** Begin Items **

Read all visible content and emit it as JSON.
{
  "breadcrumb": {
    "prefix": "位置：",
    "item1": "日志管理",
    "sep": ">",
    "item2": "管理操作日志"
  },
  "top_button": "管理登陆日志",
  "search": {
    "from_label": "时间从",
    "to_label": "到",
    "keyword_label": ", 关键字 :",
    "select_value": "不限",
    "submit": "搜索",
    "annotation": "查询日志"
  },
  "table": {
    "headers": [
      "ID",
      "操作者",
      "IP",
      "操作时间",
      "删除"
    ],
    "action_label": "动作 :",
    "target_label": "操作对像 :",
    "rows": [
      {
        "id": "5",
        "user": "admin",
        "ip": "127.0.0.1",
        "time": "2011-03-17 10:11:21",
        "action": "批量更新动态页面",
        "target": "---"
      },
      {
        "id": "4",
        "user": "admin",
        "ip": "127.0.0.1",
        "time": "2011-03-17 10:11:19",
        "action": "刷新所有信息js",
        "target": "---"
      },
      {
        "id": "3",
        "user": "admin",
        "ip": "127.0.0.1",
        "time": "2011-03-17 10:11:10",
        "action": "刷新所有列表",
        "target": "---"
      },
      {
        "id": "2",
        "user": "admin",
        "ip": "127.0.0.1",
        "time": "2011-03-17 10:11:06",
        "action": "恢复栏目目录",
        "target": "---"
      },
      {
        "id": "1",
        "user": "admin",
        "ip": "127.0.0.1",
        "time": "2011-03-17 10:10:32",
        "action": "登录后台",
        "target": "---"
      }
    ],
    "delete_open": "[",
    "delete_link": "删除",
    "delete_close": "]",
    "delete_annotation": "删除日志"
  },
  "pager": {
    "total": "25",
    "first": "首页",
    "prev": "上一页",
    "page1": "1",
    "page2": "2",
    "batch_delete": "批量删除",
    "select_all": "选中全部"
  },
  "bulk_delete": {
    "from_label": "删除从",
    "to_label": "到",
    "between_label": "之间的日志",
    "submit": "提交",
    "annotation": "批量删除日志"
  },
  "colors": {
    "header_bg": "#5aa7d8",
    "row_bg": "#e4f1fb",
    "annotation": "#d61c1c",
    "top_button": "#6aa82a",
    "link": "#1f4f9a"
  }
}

** End Items **

The full set of records should be duplicated exactly.

**Task output**
Read all visible content and emit it as JSON.
{
  "breadcrumb": {
    "prefix": "位置：",
    "item1": "日志管理",
    "sep": ">",
    "item2": "管理操作日志"
  },
  "top_button": "管理登陆日志",
  "search": {
    "from_label": "时间从",
    "to_label": "到",
    "keyword_label": ", 关键字 :",
    "select_value": "不限",
    "submit": "搜索",
    "annotation": "查询日志"
  },
  "table": {
    "headers": [
      "ID",
      "操作者",
      "IP",
      "操作时间",
      "删除"
    ],
    "action_label": "动作 :",
    "target_label": "操作对像 :",
    "rows": [
      {
        "id": "5",
        "user": "admin",
        "ip": "127.0.0.1",
        "time": "2011-03-17 10:11:21",
        "action": "批量更新动态页面",
        "target": "---"
      },
      {
        "id": "4",
        "user": "admin",
        "ip": "127.0.0.1",
        "time": "2011-03-17 10:11:19",
        "action": "刷新所有信息js",
        "target": "---"
      },
      {
        "id": "3",
        "user": "admin",
        "ip": "127.0.0.1",
        "time": "2011-03-17 10:11:10",
        "action": "刷新所有列表",
        "target": "---"
      },
      {
        "id": "2",
        "user": "admin",
        "ip": "127.0.0.1",
        "time": "2011-03-17 10:11:06",
        "action": "恢复栏目目录",
        "target": "---"
      },
      {
        "id": "1",
        "user": "admin",
        "ip": "127.0.0.1",
        "time": "2011-03-17 10:10:32",
        "action": "登录后台",
        "target": "---"
      }
    ],
    "delete_open": "[",
    "delete_link": "删除",
    "delete_close": "]",
    "delete_annotation": "删除日志"
  },
  "pager": {
    "total": "25",
    "first": "首页",
    "prev": "上一页",
    "page1": "1",
    "page2": "2",
    "batch_delete": "批量删除",
    "select_all": "选中全部"
  },
  "bulk_delete": {
    "from_label": "删除从",
    "to_label": "到",
    "between_label": "之间的日志",
    "submit": "提交",
    "annotation": "批量删除日志"
  },
  "colors": {
    "header_bg": "#5aa7d8",
    "row_bg": "#e4f1fb",
    "annotation": "#d61c1c",
    "top_button": "#6aa82a",
    "link": "#1f4f9a"
  }
}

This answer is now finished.